* [WORKING DATA]
==*==

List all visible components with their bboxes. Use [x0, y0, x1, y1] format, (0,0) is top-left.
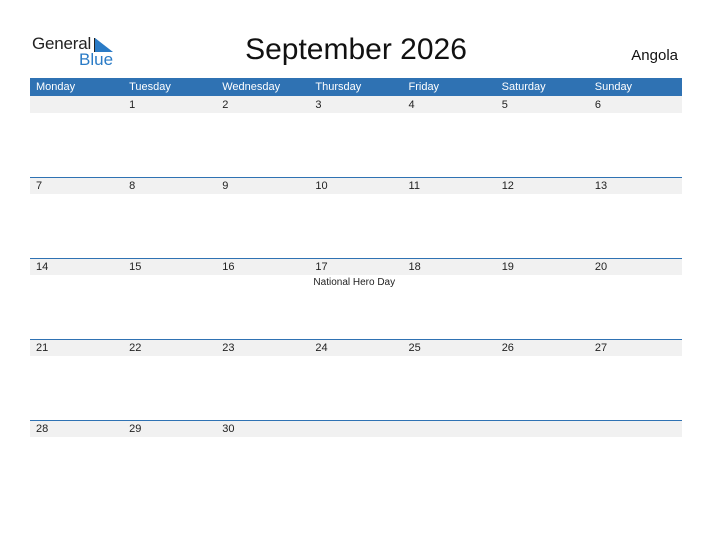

==*==

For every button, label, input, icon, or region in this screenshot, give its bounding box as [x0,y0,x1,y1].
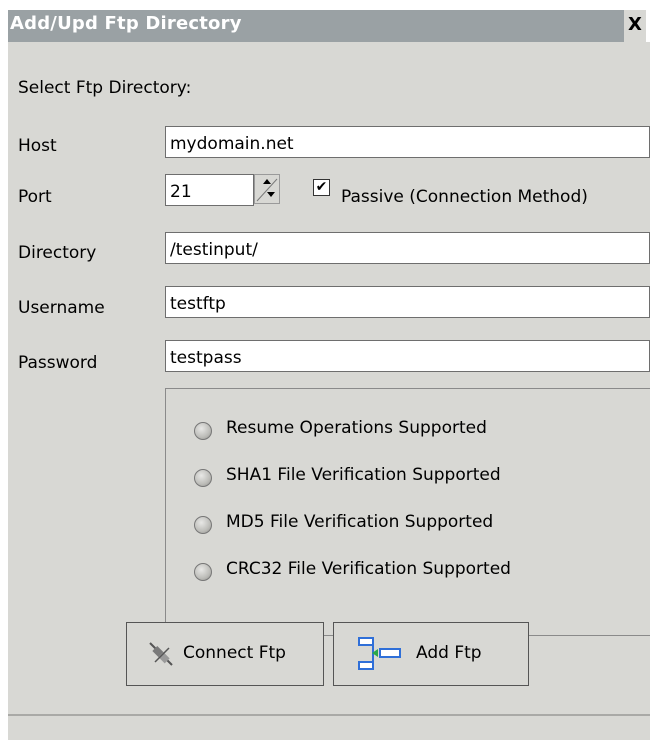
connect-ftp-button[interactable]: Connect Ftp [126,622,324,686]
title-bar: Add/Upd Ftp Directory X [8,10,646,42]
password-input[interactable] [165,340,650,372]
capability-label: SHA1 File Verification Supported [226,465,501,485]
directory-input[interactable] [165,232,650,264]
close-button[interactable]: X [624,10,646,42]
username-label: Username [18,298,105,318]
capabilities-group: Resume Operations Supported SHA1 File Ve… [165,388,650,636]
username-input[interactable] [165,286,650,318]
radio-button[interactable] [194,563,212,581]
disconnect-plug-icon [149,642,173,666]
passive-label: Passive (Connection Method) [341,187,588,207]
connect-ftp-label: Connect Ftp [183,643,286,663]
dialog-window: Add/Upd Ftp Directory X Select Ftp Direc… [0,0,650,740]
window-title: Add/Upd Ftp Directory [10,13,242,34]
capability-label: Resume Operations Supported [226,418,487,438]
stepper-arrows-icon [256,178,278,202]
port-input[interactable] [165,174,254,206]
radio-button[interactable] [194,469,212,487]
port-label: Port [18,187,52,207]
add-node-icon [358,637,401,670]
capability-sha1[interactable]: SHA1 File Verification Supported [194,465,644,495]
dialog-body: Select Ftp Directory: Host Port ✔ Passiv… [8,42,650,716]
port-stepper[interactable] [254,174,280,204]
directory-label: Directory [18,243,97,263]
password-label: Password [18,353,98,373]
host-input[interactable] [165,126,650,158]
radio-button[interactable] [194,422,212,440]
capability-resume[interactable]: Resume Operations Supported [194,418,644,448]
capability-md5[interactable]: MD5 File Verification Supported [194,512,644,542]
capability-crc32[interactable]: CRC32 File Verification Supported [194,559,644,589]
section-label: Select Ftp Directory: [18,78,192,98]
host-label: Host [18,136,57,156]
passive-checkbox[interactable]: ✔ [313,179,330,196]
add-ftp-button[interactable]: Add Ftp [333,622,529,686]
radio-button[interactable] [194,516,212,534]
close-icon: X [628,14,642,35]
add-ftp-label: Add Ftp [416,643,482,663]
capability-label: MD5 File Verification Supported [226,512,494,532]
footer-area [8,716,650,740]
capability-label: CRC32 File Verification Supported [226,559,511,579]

==*==

* [EXERCISE AIM]
Return the stretch of data from the line containing "For every button, label, input, icon, or" through the line containing "radio-button[interactable] [194,469,212,487]", with both of those lines included and every line copied unchanged. Leave the pictures out.

* [RESPONSE TO THIS EXERCISE]
For every button, label, input, icon, or region in this screenshot, give its bounding box as [x0,y0,x1,y1].
connect-ftp-button[interactable]: Connect Ftp [126,622,324,686]
title-bar: Add/Upd Ftp Directory X [8,10,646,42]
password-input[interactable] [165,340,650,372]
capability-label: SHA1 File Verification Supported [226,465,501,485]
directory-input[interactable] [165,232,650,264]
close-button[interactable]: X [624,10,646,42]
username-label: Username [18,298,105,318]
capabilities-group: Resume Operations Supported SHA1 File Ve… [165,388,650,636]
username-input[interactable] [165,286,650,318]
radio-button[interactable] [194,563,212,581]
disconnect-plug-icon [149,642,173,666]
passive-label: Passive (Connection Method) [341,187,588,207]
connect-ftp-label: Connect Ftp [183,643,286,663]
dialog-window: Add/Upd Ftp Directory X Select Ftp Direc… [0,0,650,740]
window-title: Add/Upd Ftp Directory [10,13,242,34]
capability-label: Resume Operations Supported [226,418,487,438]
stepper-arrows-icon [256,178,278,202]
port-input[interactable] [165,174,254,206]
radio-button[interactable] [194,469,212,487]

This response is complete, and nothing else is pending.